- **INSTRUCTION**
Lines holding the string "munkanapon" are the ones to copy; find them all in the data.
··· GIVEN INFORMATION
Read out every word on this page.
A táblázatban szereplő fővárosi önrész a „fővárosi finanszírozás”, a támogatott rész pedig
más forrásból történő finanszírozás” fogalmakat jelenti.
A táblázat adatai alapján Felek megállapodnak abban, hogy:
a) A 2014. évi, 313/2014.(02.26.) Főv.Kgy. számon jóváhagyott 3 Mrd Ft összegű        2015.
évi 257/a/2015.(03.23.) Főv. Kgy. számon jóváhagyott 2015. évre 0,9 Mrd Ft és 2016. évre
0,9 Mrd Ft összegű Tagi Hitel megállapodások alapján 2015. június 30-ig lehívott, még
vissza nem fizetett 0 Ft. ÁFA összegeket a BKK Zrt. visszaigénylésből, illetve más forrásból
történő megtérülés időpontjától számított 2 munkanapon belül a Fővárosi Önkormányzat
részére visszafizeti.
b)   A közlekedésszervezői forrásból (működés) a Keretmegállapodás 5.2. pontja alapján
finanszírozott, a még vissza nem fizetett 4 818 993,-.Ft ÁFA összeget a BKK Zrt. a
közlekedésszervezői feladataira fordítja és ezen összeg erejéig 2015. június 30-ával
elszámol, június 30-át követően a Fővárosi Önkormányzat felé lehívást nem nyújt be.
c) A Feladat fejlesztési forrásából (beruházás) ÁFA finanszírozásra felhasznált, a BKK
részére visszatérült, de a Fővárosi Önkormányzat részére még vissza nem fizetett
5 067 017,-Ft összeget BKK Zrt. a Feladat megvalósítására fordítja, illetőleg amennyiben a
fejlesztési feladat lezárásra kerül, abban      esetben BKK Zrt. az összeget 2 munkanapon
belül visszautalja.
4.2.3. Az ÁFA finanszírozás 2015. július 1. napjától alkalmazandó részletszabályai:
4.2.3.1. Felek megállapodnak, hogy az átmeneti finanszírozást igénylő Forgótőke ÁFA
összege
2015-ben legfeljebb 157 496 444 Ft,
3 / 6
······
- **COMPLETE ANSWER**
történő megtérülés időpontjától számított 2 munkanapon belül a Fővárosi Önkormányzat
fejlesztési feladat lezárásra kerül, abban      esetben BKK Zrt. az összeget 2 munkanapon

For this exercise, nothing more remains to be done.